* [GIVEN TASK]
What follows is a listing to be transcribed exactly.

* [DATA EXTRACT]
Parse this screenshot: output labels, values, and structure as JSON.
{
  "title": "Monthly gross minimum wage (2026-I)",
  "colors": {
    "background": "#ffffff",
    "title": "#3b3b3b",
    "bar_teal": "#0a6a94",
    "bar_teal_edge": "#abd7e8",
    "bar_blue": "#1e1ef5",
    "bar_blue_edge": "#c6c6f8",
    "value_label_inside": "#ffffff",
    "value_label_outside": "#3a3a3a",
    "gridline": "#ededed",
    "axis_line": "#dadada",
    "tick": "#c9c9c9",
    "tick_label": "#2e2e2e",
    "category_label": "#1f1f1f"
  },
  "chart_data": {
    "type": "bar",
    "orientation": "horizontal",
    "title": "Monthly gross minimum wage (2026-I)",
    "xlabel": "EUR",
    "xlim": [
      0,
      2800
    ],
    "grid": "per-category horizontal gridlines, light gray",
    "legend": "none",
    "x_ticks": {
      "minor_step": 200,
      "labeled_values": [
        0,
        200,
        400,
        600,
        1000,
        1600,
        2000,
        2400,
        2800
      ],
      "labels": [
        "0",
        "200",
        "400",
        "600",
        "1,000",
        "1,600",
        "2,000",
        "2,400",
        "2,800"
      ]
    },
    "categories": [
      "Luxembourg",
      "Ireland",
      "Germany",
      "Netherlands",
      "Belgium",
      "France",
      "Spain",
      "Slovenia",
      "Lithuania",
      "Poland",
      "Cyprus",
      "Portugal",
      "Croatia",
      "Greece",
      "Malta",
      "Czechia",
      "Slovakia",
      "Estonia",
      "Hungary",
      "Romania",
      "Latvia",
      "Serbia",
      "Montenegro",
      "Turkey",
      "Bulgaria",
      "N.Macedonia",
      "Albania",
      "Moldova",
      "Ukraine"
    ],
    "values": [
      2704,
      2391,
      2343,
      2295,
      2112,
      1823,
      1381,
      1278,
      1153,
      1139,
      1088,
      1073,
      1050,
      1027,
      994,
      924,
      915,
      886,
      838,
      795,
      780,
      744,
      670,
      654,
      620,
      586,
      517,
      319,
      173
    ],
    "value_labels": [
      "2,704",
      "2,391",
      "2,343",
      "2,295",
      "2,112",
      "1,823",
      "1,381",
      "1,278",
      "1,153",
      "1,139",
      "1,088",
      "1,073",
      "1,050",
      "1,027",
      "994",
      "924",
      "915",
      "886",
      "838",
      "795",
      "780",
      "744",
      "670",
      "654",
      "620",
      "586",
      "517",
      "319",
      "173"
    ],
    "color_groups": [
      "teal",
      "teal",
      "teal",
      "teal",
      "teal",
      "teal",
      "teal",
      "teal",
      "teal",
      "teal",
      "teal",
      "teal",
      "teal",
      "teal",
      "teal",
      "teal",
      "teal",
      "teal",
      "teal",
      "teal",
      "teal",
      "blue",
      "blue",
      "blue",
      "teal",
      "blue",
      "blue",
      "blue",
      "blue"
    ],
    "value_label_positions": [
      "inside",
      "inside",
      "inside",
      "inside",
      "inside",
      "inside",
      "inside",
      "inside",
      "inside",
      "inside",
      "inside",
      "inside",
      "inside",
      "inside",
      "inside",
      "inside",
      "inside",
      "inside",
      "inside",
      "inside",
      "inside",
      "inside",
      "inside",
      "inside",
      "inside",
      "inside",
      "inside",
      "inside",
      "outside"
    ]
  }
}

* [FULL ANSWER]
Parse this screenshot: output labels, values, and structure as JSON.
{
  "title": "Monthly gross minimum wage (2026-I)",
  "colors": {
    "background": "#ffffff",
    "title": "#3b3b3b",
    "bar_teal": "#0a6a94",
    "bar_teal_edge": "#abd7e8",
    "bar_blue": "#1e1ef5",
    "bar_blue_edge": "#c6c6f8",
    "value_label_inside": "#ffffff",
    "value_label_outside": "#3a3a3a",
    "gridline": "#ededed",
    "axis_line": "#dadada",
    "tick": "#c9c9c9",
    "tick_label": "#2e2e2e",
    "category_label": "#1f1f1f"
  },
  "chart_data": {
    "type": "bar",
    "orientation": "horizontal",
    "title": "Monthly gross minimum wage (2026-I)",
    "xlabel": "EUR",
    "xlim": [
      0,
      2800
    ],
    "grid": "per-category horizontal gridlines, light gray",
    "legend": "none",
    "x_ticks": {
      "minor_step": 200,
      "labeled_values": [
        0,
        200,
        400,
        600,
        1000,
        1600,
        2000,
        2400,
        2800
      ],
      "labels": [
        "0",
        "200",
        "400",
        "600",
        "1,000",
        "1,600",
        "2,000",
        "2,400",
        "2,800"
      ]
    },
    "categories": [
      "Luxembourg",
      "Ireland",
      "Germany",
      "Netherlands",
      "Belgium",
      "France",
      "Spain",
      "Slovenia",
      "Lithuania",
      "Poland",
      "Cyprus",
      "Portugal",
      "Croatia",
      "Greece",
      "Malta",
      "Czechia",
      "Slovakia",
      "Estonia",
      "Hungary",
      "Romania",
      "Latvia",
      "Serbia",
      "Montenegro",
      "Turkey",
      "Bulgaria",
      "N.Macedonia",
      "Albania",
      "Moldova",
      "Ukraine"
    ],
    "values": [
      2704,
      2391,
      2343,
      2295,
      2112,
      1823,
      1381,
      1278,
      1153,
      1139,
      1088,
      1073,
      1050,
      1027,
      994,
      924,
      915,
      886,
      838,
      795,
      780,
      744,
      670,
      654,
      620,
      586,
      517,
      319,
      173
    ],
    "value_labels": [
      "2,704",
      "2,391",
      "2,343",
      "2,295",
      "2,112",
      "1,823",
      "1,381",
      "1,278",
      "1,153",
      "1,139",
      "1,088",
      "1,073",
      "1,050",
      "1,027",
      "994",
      "924",
      "915",
      "886",
      "838",
      "795",
      "780",
      "744",
      "670",
      "654",
      "620",
      "586",
      "517",
      "319",
      "173"
    ],
    "color_groups": [
      "teal",
      "teal",
      "teal",
      "teal",
      "teal",
      "teal",
      "teal",
      "teal",
      "teal",
      "teal",
      "teal",
      "teal",
      "teal",
      "teal",
      "teal",
      "teal",
      "teal",
      "teal",
      "teal",
      "teal",
      "teal",
      "blue",
      "blue",
      "blue",
      "teal",
      "blue",
      "blue",
      "blue",
      "blue"
    ],
    "value_label_positions": [
      "inside",
      "inside",
      "inside",
      "inside",
      "inside",
      "inside",
      "inside",
      "inside",
      "inside",
      "inside",
      "inside",
      "inside",
      "inside",
      "inside",
      "inside",
      "inside",
      "inside",
      "inside",
      "inside",
      "inside",
      "inside",
      "inside",
      "inside",
      "inside",
      "inside",
      "inside",
      "inside",
      "inside",
      "outside"
    ]
  }
}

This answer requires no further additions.